* START DATA SECTION *
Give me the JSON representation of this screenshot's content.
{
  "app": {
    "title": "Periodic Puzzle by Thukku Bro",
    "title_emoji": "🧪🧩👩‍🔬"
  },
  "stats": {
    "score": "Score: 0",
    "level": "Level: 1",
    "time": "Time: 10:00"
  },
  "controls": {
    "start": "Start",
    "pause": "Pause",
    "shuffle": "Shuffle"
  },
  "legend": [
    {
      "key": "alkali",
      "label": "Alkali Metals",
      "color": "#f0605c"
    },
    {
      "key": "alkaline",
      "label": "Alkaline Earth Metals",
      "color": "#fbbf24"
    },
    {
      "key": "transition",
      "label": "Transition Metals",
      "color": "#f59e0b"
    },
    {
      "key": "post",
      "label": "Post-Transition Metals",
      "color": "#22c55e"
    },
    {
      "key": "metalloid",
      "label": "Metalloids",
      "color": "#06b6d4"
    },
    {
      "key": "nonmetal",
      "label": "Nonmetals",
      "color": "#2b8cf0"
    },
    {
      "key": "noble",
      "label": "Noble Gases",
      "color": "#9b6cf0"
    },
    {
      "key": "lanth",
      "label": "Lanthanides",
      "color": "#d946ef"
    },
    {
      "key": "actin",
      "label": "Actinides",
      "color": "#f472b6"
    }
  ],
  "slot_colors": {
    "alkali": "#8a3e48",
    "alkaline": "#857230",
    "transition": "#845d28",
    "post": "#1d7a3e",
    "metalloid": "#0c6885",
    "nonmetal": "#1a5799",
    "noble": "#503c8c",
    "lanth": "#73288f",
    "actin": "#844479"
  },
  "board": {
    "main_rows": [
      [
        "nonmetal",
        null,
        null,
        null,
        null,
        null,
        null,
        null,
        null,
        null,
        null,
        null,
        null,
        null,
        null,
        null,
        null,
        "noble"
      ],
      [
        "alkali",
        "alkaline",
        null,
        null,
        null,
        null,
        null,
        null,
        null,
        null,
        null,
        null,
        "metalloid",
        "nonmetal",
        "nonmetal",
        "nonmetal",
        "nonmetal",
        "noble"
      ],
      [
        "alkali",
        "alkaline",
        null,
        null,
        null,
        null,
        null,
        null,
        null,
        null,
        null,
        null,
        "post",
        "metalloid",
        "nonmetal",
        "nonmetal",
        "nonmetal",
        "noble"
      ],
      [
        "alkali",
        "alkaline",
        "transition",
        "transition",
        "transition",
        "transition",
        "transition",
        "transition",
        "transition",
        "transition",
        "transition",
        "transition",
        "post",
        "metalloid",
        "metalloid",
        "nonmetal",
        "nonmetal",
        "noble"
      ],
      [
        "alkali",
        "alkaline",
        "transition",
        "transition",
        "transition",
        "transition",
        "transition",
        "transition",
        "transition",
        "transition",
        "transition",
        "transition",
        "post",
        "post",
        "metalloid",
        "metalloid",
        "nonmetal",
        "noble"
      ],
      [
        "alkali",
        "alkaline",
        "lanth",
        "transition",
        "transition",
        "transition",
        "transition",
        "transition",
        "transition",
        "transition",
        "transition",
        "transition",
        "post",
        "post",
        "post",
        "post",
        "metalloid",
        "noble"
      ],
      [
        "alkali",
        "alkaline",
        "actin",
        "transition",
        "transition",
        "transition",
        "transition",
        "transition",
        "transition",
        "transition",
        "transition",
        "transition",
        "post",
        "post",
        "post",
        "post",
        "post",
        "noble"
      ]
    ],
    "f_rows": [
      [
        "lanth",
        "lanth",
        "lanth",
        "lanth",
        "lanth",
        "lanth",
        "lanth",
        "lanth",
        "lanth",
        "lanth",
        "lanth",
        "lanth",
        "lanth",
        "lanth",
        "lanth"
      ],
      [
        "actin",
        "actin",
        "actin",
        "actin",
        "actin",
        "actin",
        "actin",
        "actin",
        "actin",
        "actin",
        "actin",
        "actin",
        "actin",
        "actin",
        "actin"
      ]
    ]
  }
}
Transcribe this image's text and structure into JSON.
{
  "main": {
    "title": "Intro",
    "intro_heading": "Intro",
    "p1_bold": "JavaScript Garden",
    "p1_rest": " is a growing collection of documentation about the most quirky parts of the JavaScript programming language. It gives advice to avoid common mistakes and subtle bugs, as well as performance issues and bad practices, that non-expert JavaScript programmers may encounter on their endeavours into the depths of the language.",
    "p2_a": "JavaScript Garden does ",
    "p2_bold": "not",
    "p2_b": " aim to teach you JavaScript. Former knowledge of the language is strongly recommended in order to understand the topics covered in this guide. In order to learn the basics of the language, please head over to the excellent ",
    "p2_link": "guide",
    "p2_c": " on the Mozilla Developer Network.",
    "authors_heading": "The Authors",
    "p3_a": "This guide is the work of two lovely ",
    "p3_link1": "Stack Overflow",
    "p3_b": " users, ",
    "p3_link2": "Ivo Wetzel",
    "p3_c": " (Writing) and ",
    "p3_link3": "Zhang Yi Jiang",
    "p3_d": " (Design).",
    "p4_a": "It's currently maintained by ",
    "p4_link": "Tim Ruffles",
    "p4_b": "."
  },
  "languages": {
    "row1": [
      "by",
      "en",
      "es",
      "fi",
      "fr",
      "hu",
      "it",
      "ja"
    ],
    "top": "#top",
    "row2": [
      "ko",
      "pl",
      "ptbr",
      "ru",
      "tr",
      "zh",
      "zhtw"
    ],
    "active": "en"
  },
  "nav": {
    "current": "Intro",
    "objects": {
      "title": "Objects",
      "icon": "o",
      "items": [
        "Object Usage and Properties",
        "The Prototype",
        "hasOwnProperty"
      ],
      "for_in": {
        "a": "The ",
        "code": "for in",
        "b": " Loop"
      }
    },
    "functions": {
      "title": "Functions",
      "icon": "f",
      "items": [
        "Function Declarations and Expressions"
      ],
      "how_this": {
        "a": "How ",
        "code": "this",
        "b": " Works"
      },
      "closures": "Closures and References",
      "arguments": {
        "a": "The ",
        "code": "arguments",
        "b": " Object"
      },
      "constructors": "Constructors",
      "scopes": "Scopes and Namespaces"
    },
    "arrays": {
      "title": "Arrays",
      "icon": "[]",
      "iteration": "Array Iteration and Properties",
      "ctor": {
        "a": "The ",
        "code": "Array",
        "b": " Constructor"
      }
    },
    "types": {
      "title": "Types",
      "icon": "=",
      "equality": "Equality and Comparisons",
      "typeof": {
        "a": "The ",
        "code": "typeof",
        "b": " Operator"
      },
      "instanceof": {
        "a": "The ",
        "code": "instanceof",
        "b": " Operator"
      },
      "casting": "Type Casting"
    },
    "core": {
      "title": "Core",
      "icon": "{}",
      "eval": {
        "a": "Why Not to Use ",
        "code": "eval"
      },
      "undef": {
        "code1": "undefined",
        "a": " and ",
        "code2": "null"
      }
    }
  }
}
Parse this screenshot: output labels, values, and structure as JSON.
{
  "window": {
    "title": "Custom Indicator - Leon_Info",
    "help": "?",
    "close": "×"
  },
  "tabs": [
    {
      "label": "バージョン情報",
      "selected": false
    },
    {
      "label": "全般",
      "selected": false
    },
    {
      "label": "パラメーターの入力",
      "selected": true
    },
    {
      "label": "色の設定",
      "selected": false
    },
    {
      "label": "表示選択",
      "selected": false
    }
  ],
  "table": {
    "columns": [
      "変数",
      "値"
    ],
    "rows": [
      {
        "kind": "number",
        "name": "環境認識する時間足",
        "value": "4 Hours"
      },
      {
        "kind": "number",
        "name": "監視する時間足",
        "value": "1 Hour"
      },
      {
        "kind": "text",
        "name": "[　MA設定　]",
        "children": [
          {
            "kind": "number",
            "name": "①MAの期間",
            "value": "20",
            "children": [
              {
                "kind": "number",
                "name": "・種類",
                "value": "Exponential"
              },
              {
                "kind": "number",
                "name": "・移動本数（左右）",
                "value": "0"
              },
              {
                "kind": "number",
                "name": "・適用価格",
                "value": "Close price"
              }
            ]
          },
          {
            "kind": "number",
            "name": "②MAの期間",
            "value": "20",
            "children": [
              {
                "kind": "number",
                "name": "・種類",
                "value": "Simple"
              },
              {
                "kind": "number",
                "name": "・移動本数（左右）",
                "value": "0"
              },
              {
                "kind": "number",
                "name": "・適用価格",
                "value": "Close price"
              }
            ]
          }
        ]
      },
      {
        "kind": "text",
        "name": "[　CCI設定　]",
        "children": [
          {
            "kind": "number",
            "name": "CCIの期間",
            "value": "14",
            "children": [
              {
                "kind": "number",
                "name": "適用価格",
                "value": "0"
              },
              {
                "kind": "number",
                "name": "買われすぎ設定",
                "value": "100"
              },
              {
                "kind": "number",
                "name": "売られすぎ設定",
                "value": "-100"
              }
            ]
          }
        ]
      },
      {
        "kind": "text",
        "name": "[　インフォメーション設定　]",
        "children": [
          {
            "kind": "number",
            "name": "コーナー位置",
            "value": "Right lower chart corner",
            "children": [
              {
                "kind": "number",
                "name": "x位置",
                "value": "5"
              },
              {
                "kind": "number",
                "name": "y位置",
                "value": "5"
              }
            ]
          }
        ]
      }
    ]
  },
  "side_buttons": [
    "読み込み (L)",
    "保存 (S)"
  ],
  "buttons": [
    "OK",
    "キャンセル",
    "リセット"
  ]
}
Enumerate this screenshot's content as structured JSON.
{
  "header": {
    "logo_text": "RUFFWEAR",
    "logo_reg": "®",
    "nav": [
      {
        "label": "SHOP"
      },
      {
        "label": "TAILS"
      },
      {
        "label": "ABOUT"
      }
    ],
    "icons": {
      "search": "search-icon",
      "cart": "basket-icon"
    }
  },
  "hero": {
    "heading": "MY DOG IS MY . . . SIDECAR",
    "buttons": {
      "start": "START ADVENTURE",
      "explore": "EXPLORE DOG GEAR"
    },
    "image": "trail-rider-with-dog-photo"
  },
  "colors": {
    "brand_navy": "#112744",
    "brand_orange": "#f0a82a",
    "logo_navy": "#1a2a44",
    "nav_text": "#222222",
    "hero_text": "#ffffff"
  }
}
* END DATA SECTION *
EXERCISE DETAILS | Copy out every line from the one containing "Enumerate this screenshot's" to the end of the material, both ends included.

FINAL RESULT |
Enumerate this screenshot's content as structured JSON.
{
  "header": {
    "logo_text": "RUFFWEAR",
    "logo_reg": "®",
    "nav": [
      {
        "label": "SHOP"
      },
      {
        "label": "TAILS"
      },
      {
        "label": "ABOUT"
      }
    ],
    "icons": {
      "search": "search-icon",
      "cart": "basket-icon"
    }
  },
  "hero": {
    "heading": "MY DOG IS MY . . . SIDECAR",
    "buttons": {
      "start": "START ADVENTURE",
      "explore": "EXPLORE DOG GEAR"
    },
    "image": "trail-rider-with-dog-photo"
  },
  "colors": {
    "brand_navy": "#112744",
    "brand_orange": "#f0a82a",
    "logo_navy": "#1a2a44",
    "nav_text": "#222222",
    "hero_text": "#ffffff"
  }
}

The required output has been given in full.